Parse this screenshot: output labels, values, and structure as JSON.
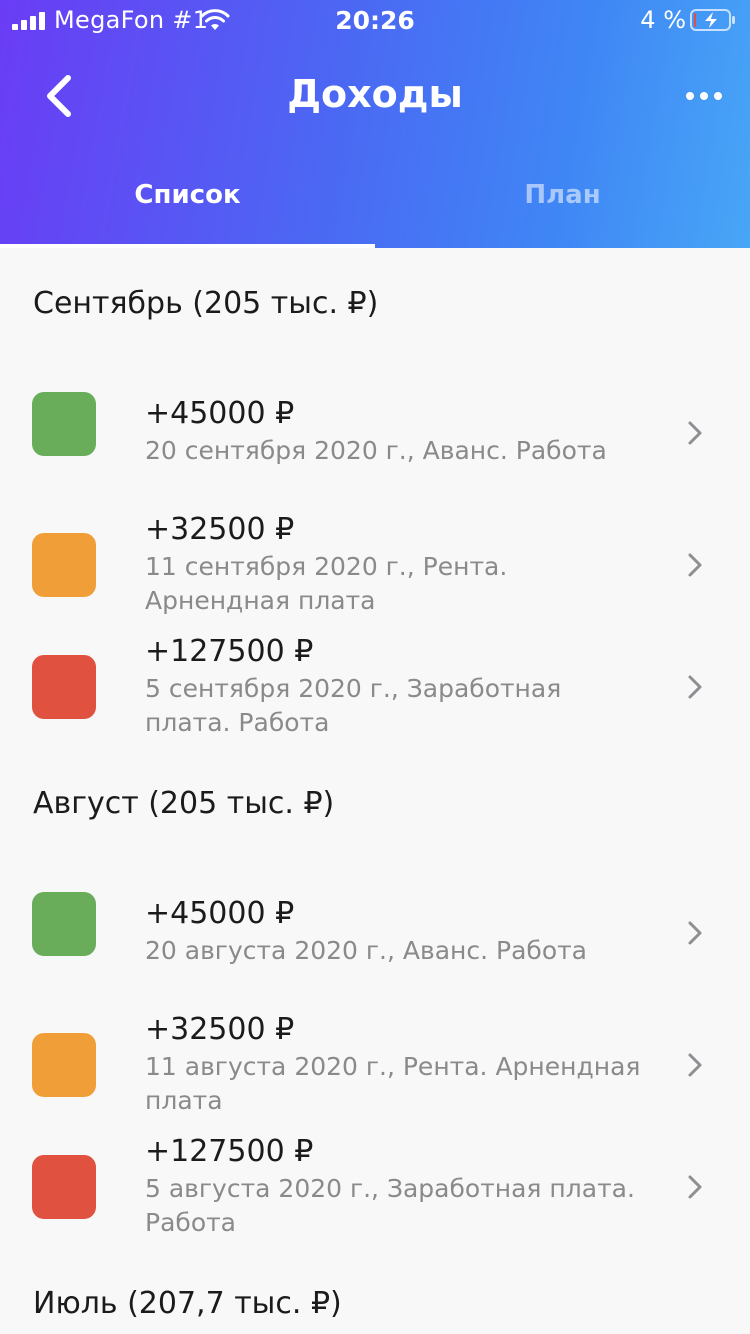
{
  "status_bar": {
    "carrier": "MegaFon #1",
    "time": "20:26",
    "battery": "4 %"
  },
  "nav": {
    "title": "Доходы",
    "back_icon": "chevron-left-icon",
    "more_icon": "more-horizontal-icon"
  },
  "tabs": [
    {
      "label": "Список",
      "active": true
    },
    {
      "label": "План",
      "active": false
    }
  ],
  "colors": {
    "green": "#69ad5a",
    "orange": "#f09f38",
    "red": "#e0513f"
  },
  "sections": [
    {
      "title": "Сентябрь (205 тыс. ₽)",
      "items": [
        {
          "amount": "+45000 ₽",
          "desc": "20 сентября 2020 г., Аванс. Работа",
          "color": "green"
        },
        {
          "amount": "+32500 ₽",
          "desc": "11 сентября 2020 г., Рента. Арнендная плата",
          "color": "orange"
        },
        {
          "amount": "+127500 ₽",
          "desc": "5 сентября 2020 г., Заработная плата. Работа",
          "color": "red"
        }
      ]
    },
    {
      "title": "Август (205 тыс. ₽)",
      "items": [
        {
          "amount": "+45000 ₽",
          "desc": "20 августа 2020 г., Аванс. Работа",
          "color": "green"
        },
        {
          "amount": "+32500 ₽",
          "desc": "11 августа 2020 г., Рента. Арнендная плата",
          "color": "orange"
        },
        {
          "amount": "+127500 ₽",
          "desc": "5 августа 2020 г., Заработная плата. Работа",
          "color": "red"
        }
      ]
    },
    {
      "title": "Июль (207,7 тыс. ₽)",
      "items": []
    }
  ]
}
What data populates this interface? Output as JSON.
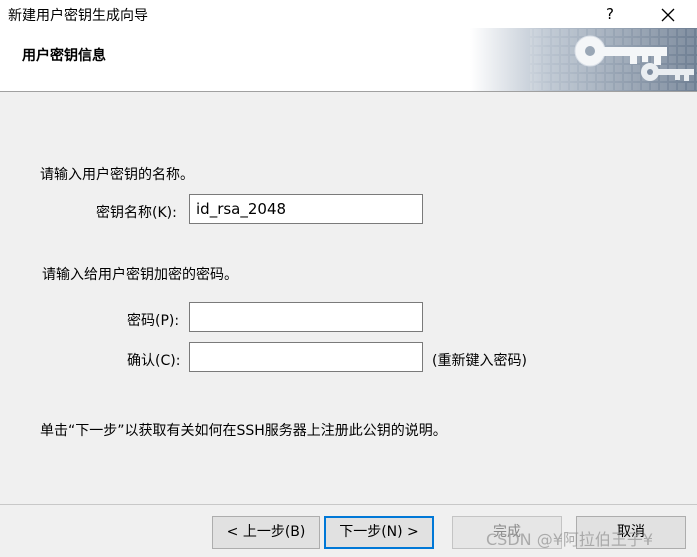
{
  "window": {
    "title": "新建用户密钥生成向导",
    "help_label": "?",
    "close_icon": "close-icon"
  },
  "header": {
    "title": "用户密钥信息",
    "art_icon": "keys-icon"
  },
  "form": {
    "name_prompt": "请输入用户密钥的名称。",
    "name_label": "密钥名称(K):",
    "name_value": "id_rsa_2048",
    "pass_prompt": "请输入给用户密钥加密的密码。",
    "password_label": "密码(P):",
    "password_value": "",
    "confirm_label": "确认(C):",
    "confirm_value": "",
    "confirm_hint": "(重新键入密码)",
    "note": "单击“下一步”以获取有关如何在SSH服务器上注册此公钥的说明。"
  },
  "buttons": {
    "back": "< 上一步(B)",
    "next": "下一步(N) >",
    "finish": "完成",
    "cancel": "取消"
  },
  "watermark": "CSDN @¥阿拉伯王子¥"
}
^^^^
* **Problem to solve**
Nothing in the entries above should change when they are printed again, except that the pictures are dropped.

* **Solution**
Parse this screenshot: output labels, values, and structure as JSON.
{
  "status_bar": {
    "carrier": "MegaFon #1",
    "time": "20:26",
    "battery": "4 %"
  },
  "nav": {
    "title": "Доходы",
    "back_icon": "chevron-left-icon",
    "more_icon": "more-horizontal-icon"
  },
  "tabs": [
    {
      "label": "Список",
      "active": true
    },
    {
      "label": "План",
      "active": false
    }
  ],
  "colors": {
    "green": "#69ad5a",
    "orange": "#f09f38",
    "red": "#e0513f"
  },
  "sections": [
    {
      "title": "Сентябрь (205 тыс. ₽)",
      "items": [
        {
          "amount": "+45000 ₽",
          "desc": "20 сентября 2020 г., Аванс. Работа",
          "color": "green"
        },
        {
          "amount": "+32500 ₽",
          "desc": "11 сентября 2020 г., Рента. Арнендная плата",
          "color": "orange"
        },
        {
          "amount": "+127500 ₽",
          "desc": "5 сентября 2020 г., Заработная плата. Работа",
          "color": "red"
        }
      ]
    },
    {
      "title": "Август (205 тыс. ₽)",
      "items": [
        {
          "amount": "+45000 ₽",
          "desc": "20 августа 2020 г., Аванс. Работа",
          "color": "green"
        },
        {
          "amount": "+32500 ₽",
          "desc": "11 августа 2020 г., Рента. Арнендная плата",
          "color": "orange"
        },
        {
          "amount": "+127500 ₽",
          "desc": "5 августа 2020 г., Заработная плата. Работа",
          "color": "red"
        }
      ]
    },
    {
      "title": "Июль (207,7 тыс. ₽)",
      "items": []
    }
  ]
}
What data populates this interface? Output as JSON.
{
  "window": {
    "title": "新建用户密钥生成向导",
    "help_label": "?",
    "close_icon": "close-icon"
  },
  "header": {
    "title": "用户密钥信息",
    "art_icon": "keys-icon"
  },
  "form": {
    "name_prompt": "请输入用户密钥的名称。",
    "name_label": "密钥名称(K):",
    "name_value": "id_rsa_2048",
    "pass_prompt": "请输入给用户密钥加密的密码。",
    "password_label": "密码(P):",
    "password_value": "",
    "confirm_label": "确认(C):",
    "confirm_value": "",
    "confirm_hint": "(重新键入密码)",
    "note": "单击“下一步”以获取有关如何在SSH服务器上注册此公钥的说明。"
  },
  "buttons": {
    "back": "< 上一步(B)",
    "next": "下一步(N) >",
    "finish": "完成",
    "cancel": "取消"
  },
  "watermark": "CSDN @¥阿拉伯王子¥"
}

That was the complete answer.